## Set task
What follows is a listing; give it again exactly, in its entirety.

## Record list
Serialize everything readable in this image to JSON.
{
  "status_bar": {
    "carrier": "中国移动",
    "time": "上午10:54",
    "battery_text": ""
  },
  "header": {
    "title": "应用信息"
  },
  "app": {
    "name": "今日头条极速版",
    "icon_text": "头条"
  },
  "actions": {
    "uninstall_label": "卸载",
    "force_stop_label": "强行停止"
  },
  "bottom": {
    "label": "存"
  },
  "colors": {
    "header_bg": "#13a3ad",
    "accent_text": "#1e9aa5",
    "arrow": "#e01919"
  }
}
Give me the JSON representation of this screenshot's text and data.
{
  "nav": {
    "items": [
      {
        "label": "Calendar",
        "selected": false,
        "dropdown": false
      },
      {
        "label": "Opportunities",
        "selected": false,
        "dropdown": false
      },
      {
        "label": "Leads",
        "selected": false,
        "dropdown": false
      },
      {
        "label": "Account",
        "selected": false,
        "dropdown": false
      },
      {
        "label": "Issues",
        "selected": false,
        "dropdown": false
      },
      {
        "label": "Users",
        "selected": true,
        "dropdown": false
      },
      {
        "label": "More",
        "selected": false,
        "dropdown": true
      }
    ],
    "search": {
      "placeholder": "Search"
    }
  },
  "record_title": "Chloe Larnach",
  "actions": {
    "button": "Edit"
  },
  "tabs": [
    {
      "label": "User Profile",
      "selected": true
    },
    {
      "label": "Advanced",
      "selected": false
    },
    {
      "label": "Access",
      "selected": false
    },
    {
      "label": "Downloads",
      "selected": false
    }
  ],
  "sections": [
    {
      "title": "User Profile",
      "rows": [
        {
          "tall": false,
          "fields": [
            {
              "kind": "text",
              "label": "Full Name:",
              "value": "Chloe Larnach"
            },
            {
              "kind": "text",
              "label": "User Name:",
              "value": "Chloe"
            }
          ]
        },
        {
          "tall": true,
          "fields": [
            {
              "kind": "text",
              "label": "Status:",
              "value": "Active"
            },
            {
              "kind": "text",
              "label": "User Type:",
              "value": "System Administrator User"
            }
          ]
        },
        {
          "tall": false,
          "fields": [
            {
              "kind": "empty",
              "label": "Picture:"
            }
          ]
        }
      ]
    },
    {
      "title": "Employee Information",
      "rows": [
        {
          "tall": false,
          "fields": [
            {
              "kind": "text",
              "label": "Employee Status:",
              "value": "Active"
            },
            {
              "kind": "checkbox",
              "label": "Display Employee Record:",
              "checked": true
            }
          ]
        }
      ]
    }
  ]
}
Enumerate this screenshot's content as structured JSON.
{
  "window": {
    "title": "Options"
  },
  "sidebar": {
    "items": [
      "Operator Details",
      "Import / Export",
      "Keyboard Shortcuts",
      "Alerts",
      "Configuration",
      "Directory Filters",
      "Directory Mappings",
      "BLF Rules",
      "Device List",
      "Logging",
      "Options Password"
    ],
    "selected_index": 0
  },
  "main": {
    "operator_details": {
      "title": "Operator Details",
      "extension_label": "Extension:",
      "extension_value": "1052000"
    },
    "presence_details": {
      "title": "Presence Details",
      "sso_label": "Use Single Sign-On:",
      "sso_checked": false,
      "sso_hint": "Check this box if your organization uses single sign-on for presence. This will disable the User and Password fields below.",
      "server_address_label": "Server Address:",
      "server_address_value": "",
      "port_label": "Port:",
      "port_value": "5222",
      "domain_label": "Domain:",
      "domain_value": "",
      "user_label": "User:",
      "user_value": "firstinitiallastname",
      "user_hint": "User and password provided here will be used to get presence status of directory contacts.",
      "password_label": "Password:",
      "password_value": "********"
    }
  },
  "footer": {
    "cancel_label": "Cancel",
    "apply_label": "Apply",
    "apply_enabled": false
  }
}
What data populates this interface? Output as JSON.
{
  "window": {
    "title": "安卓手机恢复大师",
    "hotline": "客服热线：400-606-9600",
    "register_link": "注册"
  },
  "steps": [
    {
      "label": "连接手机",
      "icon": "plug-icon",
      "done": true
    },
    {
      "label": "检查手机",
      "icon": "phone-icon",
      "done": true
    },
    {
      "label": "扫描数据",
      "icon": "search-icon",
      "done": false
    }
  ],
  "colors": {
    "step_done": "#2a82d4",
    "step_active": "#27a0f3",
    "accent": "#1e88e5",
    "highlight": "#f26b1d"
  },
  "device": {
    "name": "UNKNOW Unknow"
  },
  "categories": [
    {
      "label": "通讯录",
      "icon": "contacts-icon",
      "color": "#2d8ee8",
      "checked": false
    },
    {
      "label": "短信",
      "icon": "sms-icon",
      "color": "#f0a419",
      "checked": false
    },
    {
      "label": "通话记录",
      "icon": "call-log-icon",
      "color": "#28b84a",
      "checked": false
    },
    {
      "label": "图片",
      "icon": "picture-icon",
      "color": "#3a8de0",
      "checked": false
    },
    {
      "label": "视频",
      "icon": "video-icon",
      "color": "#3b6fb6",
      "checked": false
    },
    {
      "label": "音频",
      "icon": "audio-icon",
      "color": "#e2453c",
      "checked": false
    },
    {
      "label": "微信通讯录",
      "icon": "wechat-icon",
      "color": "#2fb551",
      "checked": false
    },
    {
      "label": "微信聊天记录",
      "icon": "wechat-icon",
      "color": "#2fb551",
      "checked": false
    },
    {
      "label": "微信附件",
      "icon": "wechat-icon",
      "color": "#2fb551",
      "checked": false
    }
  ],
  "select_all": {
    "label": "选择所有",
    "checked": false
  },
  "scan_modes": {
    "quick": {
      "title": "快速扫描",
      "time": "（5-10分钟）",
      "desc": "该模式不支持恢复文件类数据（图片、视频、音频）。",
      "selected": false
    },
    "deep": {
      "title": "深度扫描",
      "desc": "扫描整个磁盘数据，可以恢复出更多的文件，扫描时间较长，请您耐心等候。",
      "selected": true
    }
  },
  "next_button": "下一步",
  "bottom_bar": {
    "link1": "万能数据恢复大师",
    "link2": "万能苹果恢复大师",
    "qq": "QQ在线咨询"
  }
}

## Reply
Serialize everything readable in this image to JSON.
{
  "status_bar": {
    "carrier": "中国移动",
    "time": "上午10:54",
    "battery_text": ""
  },
  "header": {
    "title": "应用信息"
  },
  "app": {
    "name": "今日头条极速版",
    "icon_text": "头条"
  },
  "actions": {
    "uninstall_label": "卸载",
    "force_stop_label": "强行停止"
  },
  "bottom": {
    "label": "存"
  },
  "colors": {
    "header_bg": "#13a3ad",
    "accent_text": "#1e9aa5",
    "arrow": "#e01919"
  }
}
Give me the JSON representation of this screenshot's text and data.
{
  "nav": {
    "items": [
      {
        "label": "Calendar",
        "selected": false,
        "dropdown": false
      },
      {
        "label": "Opportunities",
        "selected": false,
        "dropdown": false
      },
      {
        "label": "Leads",
        "selected": false,
        "dropdown": false
      },
      {
        "label": "Account",
        "selected": false,
        "dropdown": false
      },
      {
        "label": "Issues",
        "selected": false,
        "dropdown": false
      },
      {
        "label": "Users",
        "selected": true,
        "dropdown": false
      },
      {
        "label": "More",
        "selected": false,
        "dropdown": true
      }
    ],
    "search": {
      "placeholder": "Search"
    }
  },
  "record_title": "Chloe Larnach",
  "actions": {
    "button": "Edit"
  },
  "tabs": [
    {
      "label": "User Profile",
      "selected": true
    },
    {
      "label": "Advanced",
      "selected": false
    },
    {
      "label": "Access",
      "selected": false
    },
    {
      "label": "Downloads",
      "selected": false
    }
  ],
  "sections": [
    {
      "title": "User Profile",
      "rows": [
        {
          "tall": false,
          "fields": [
            {
              "kind": "text",
              "label": "Full Name:",
              "value": "Chloe Larnach"
            },
            {
              "kind": "text",
              "label": "User Name:",
              "value": "Chloe"
            }
          ]
        },
        {
          "tall": true,
          "fields": [
            {
              "kind": "text",
              "label": "Status:",
              "value": "Active"
            },
            {
              "kind": "text",
              "label": "User Type:",
              "value": "System Administrator User"
            }
          ]
        },
        {
          "tall": false,
          "fields": [
            {
              "kind": "empty",
              "label": "Picture:"
            }
          ]
        }
      ]
    },
    {
      "title": "Employee Information",
      "rows": [
        {
          "tall": false,
          "fields": [
            {
              "kind": "text",
              "label": "Employee Status:",
              "value": "Active"
            },
            {
              "kind": "checkbox",
              "label": "Display Employee Record:",
              "checked": true
            }
          ]
        }
      ]
    }
  ]
}
Enumerate this screenshot's content as structured JSON.
{
  "window": {
    "title": "Options"
  },
  "sidebar": {
    "items": [
      "Operator Details",
      "Import / Export",
      "Keyboard Shortcuts",
      "Alerts",
      "Configuration",
      "Directory Filters",
      "Directory Mappings",
      "BLF Rules",
      "Device List",
      "Logging",
      "Options Password"
    ],
    "selected_index": 0
  },
  "main": {
    "operator_details": {
      "title": "Operator Details",
      "extension_label": "Extension:",
      "extension_value": "1052000"
    },
    "presence_details": {
      "title": "Presence Details",
      "sso_label": "Use Single Sign-On:",
      "sso_checked": false,
      "sso_hint": "Check this box if your organization uses single sign-on for presence. This will disable the User and Password fields below.",
      "server_address_label": "Server Address:",
      "server_address_value": "",
      "port_label": "Port:",
      "port_value": "5222",
      "domain_label": "Domain:",
      "domain_value": "",
      "user_label": "User:",
      "user_value": "firstinitiallastname",
      "user_hint": "User and password provided here will be used to get presence status of directory contacts.",
      "password_label": "Password:",
      "password_value": "********"
    }
  },
  "footer": {
    "cancel_label": "Cancel",
    "apply_label": "Apply",
    "apply_enabled": false
  }
}
What data populates this interface? Output as JSON.
{
  "window": {
    "title": "安卓手机恢复大师",
    "hotline": "客服热线：400-606-9600",
    "register_link": "注册"
  },
  "steps": [
    {
      "label": "连接手机",
      "icon": "plug-icon",
      "done": true
    },
    {
      "label": "检查手机",
      "icon": "phone-icon",
      "done": true
    },
    {
      "label": "扫描数据",
      "icon": "search-icon",
      "done": false
    }
  ],
  "colors": {
    "step_done": "#2a82d4",
    "step_active": "#27a0f3",
    "accent": "#1e88e5",
    "highlight": "#f26b1d"
  },
  "device": {
    "name": "UNKNOW Unknow"
  },
  "categories": [
    {
      "label": "通讯录",
      "icon": "contacts-icon",
      "color": "#2d8ee8",
      "checked": false
    },
    {
      "label": "短信",
      "icon": "sms-icon",
      "color": "#f0a419",
      "checked": false
    },
    {
      "label": "通话记录",
      "icon": "call-log-icon",
      "color": "#28b84a",
      "checked": false
    },
    {
      "label": "图片",
      "icon": "picture-icon",
      "color": "#3a8de0",
      "checked": false
    },
    {
      "label": "视频",
      "icon": "video-icon",
      "color": "#3b6fb6",
      "checked": false
    },
    {
      "label": "音频",
      "icon": "audio-icon",
      "color": "#e2453c",
      "checked": false
    },
    {
      "label": "微信通讯录",
      "icon": "wechat-icon",
      "color": "#2fb551",
      "checked": false
    },
    {
      "label": "微信聊天记录",
      "icon": "wechat-icon",
      "color": "#2fb551",
      "checked": false
    },
    {
      "label": "微信附件",
      "icon": "wechat-icon",
      "color": "#2fb551",
      "checked": false
    }
  ],
  "select_all": {
    "label": "选择所有",
    "checked": false
  },
  "scan_modes": {
    "quick": {
      "title": "快速扫描",
      "time": "（5-10分钟）",
      "desc": "该模式不支持恢复文件类数据（图片、视频、音频）。",
      "selected": false
    },
    "deep": {
      "title": "深度扫描",
      "desc": "扫描整个磁盘数据，可以恢复出更多的文件，扫描时间较长，请您耐心等候。",
      "selected": true
    }
  },
  "next_button": "下一步",
  "bottom_bar": {
    "link1": "万能数据恢复大师",
    "link2": "万能苹果恢复大师",
    "qq": "QQ在线咨询"
  }
}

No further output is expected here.